(Data entries)
>> start
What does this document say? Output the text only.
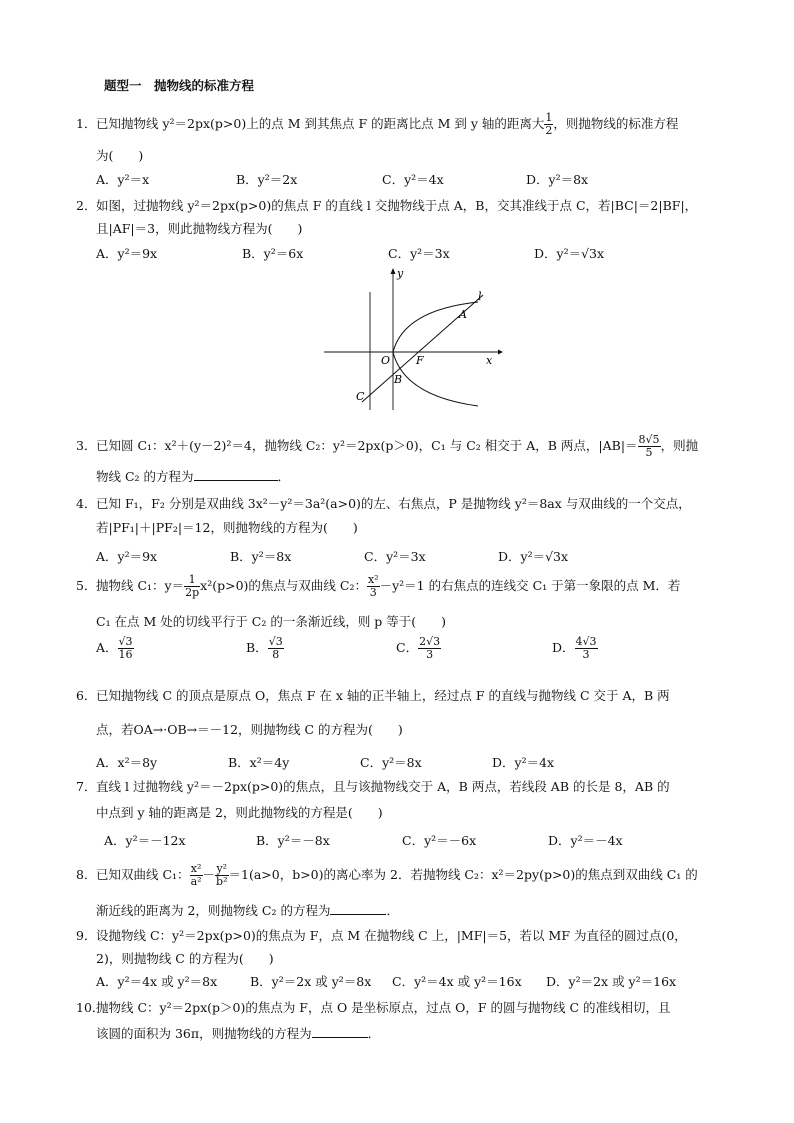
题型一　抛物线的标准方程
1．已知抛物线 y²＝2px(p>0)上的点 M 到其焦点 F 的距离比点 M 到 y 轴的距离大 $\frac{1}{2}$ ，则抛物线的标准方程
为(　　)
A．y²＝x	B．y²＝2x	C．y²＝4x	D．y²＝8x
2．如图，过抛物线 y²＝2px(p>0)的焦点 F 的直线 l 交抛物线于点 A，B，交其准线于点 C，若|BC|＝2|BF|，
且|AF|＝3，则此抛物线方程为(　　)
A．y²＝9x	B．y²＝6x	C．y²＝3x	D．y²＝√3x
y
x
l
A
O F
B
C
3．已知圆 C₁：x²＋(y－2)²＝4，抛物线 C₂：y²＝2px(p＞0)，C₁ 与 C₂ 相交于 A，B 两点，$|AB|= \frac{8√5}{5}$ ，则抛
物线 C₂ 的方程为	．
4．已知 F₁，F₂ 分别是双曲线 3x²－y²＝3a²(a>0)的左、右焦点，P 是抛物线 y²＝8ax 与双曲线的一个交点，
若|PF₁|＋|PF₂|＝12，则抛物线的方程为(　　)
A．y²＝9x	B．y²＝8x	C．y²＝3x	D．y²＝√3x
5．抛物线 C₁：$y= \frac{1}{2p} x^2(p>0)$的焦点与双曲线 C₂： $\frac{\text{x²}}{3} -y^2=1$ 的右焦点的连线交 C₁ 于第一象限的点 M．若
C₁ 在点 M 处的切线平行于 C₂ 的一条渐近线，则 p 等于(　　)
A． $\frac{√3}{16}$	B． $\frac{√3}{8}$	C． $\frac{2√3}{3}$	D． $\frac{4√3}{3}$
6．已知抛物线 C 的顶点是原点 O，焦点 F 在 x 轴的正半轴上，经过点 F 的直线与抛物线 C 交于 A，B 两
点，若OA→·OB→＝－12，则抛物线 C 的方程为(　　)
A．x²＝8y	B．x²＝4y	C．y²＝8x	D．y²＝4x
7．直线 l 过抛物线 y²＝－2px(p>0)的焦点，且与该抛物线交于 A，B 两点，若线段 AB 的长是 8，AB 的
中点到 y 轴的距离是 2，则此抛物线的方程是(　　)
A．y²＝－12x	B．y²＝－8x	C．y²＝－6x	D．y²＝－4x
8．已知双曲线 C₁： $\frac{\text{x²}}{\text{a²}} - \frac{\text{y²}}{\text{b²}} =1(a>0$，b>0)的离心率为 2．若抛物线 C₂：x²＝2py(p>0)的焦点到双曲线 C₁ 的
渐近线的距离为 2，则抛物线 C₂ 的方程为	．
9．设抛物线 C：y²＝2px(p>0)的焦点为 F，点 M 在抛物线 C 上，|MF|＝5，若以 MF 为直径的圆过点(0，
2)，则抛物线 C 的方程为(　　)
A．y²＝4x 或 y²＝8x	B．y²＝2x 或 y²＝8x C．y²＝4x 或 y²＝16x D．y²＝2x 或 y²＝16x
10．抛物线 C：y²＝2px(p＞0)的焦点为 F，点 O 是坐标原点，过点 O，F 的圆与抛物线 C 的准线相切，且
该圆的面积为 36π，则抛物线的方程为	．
>> end
*EXERCISE*
Could you reproduce every record above exactly, leaving out the pictures?

*ANSWER TO THE PROBLEM*
What does this document say? Output the text only.
题型一　抛物线的标准方程
1．已知抛物线 y²＝2px(p>0)上的点 M 到其焦点 F 的距离比点 M 到 y 轴的距离大 $\frac{1}{2}$ ，则抛物线的标准方程
为(　　)
A．y²＝x	B．y²＝2x	C．y²＝4x	D．y²＝8x
2．如图，过抛物线 y²＝2px(p>0)的焦点 F 的直线 l 交抛物线于点 A，B，交其准线于点 C，若|BC|＝2|BF|，
且|AF|＝3，则此抛物线方程为(　　)
A．y²＝9x	B．y²＝6x	C．y²＝3x	D．y²＝√3x
y
x
l
A
O F
B
C
3．已知圆 C₁：x²＋(y－2)²＝4，抛物线 C₂：y²＝2px(p＞0)，C₁ 与 C₂ 相交于 A，B 两点，$|AB|= \frac{8√5}{5}$ ，则抛
物线 C₂ 的方程为	．
4．已知 F₁，F₂ 分别是双曲线 3x²－y²＝3a²(a>0)的左、右焦点，P 是抛物线 y²＝8ax 与双曲线的一个交点，
若|PF₁|＋|PF₂|＝12，则抛物线的方程为(　　)
A．y²＝9x	B．y²＝8x	C．y²＝3x	D．y²＝√3x
5．抛物线 C₁：$y= \frac{1}{2p} x^2(p>0)$的焦点与双曲线 C₂： $\frac{\text{x²}}{3} -y^2=1$ 的右焦点的连线交 C₁ 于第一象限的点 M．若
C₁ 在点 M 处的切线平行于 C₂ 的一条渐近线，则 p 等于(　　)
A． $\frac{√3}{16}$	B． $\frac{√3}{8}$	C． $\frac{2√3}{3}$	D． $\frac{4√3}{3}$
6．已知抛物线 C 的顶点是原点 O，焦点 F 在 x 轴的正半轴上，经过点 F 的直线与抛物线 C 交于 A，B 两
点，若OA→·OB→＝－12，则抛物线 C 的方程为(　　)
A．x²＝8y	B．x²＝4y	C．y²＝8x	D．y²＝4x
7．直线 l 过抛物线 y²＝－2px(p>0)的焦点，且与该抛物线交于 A，B 两点，若线段 AB 的长是 8，AB 的
中点到 y 轴的距离是 2，则此抛物线的方程是(　　)
A．y²＝－12x	B．y²＝－8x	C．y²＝－6x	D．y²＝－4x
8．已知双曲线 C₁： $\frac{\text{x²}}{\text{a²}} - \frac{\text{y²}}{\text{b²}} =1(a>0$，b>0)的离心率为 2．若抛物线 C₂：x²＝2py(p>0)的焦点到双曲线 C₁ 的
渐近线的距离为 2，则抛物线 C₂ 的方程为	．
9．设抛物线 C：y²＝2px(p>0)的焦点为 F，点 M 在抛物线 C 上，|MF|＝5，若以 MF 为直径的圆过点(0，
2)，则抛物线 C 的方程为(　　)
A．y²＝4x 或 y²＝8x	B．y²＝2x 或 y²＝8x C．y²＝4x 或 y²＝16x D．y²＝2x 或 y²＝16x
10．抛物线 C：y²＝2px(p＞0)的焦点为 F，点 O 是坐标原点，过点 O，F 的圆与抛物线 C 的准线相切，且
该圆的面积为 36π，则抛物线的方程为	．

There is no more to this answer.